What is needed: In the material below, find all lines with the string "plants" and copy them.

----------

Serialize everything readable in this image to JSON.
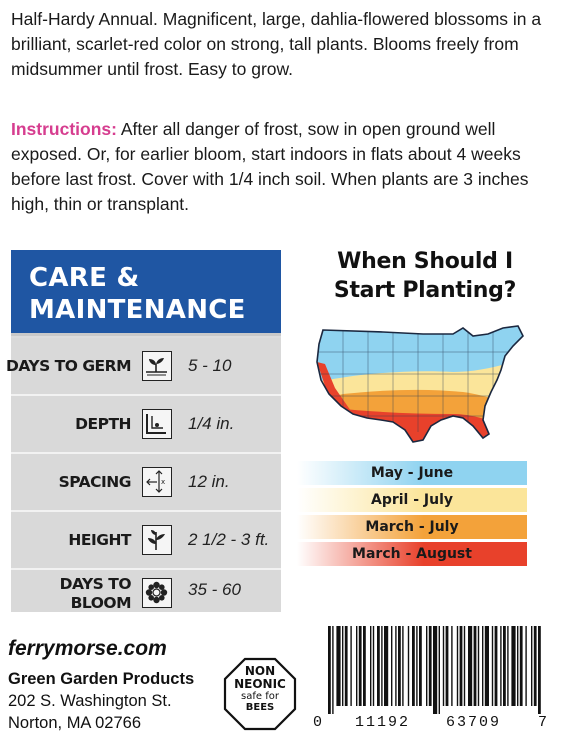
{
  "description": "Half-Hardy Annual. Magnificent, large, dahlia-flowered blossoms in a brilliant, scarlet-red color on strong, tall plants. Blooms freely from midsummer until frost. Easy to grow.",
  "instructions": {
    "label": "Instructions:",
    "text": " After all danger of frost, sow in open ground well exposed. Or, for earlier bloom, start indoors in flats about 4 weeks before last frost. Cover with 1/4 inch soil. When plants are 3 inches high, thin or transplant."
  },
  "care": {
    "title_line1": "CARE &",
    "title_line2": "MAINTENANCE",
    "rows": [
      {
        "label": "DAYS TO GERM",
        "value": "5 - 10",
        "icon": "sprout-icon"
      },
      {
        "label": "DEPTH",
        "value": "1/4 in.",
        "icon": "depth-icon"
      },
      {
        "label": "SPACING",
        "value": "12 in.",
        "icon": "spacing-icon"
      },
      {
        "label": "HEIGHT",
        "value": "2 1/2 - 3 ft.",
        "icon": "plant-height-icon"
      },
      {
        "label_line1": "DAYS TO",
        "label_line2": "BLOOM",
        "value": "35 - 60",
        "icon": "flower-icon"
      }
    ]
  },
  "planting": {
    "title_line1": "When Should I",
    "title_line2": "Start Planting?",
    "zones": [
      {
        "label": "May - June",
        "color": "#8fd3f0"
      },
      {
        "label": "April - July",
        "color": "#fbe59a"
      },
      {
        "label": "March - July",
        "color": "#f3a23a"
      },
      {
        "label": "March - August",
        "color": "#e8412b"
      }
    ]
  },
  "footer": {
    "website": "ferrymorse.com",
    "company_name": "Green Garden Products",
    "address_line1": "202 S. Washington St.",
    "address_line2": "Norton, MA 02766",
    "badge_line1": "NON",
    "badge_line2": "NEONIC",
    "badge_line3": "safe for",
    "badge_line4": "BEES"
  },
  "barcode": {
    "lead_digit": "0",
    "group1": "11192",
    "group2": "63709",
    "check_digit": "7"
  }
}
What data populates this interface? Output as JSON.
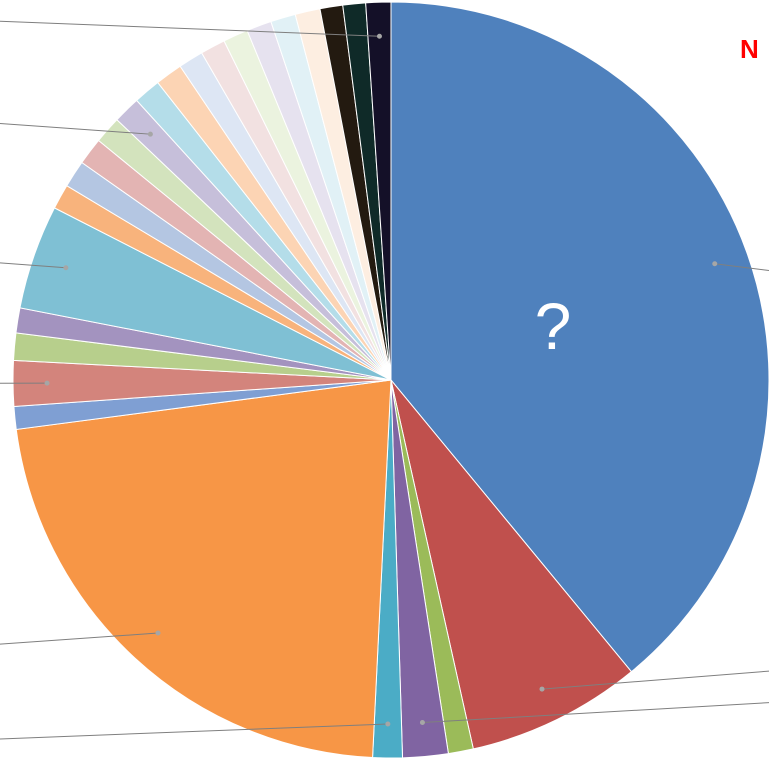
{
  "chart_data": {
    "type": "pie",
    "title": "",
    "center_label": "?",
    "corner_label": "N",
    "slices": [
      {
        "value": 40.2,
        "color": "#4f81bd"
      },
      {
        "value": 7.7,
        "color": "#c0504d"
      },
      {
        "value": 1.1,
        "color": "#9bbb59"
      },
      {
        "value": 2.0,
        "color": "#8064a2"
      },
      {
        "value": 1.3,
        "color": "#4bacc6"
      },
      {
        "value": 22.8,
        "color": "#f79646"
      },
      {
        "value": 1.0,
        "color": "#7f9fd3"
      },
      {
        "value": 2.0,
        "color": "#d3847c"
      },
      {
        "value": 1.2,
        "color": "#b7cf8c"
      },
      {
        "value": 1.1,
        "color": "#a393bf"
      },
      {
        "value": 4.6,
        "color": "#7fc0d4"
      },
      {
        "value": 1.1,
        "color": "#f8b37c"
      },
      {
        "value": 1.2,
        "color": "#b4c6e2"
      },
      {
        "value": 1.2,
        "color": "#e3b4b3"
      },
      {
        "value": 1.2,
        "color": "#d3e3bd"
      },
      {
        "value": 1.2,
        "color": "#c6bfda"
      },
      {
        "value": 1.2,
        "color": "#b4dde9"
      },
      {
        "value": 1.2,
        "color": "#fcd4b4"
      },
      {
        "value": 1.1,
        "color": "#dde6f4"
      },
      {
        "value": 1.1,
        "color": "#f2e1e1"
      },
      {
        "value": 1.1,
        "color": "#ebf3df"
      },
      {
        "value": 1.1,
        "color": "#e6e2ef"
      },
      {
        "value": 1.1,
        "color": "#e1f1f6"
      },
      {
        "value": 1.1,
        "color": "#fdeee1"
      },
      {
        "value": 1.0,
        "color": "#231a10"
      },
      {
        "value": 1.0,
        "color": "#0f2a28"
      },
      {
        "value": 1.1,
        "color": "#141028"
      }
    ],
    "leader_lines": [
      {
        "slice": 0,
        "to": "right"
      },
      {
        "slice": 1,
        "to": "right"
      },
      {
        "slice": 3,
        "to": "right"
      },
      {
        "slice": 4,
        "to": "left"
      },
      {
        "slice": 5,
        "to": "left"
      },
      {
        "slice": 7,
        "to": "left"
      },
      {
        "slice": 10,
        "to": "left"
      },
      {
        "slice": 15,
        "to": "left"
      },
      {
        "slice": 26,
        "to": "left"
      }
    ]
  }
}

----------

Solution to the exercise:
  "description": "Half-Hardy Annual. Magnificent, large, dahlia-flowered blossoms in a brilliant, scarlet-red color on strong, tall plants. Blooms freely from midsummer until frost. Easy to grow.",
    "text": " After all danger of frost, sow in open ground well exposed. Or, for earlier bloom, start indoors in flats about 4 weeks before last frost. Cover with 1/4 inch soil. When plants are 3 inches high, thin or transplant."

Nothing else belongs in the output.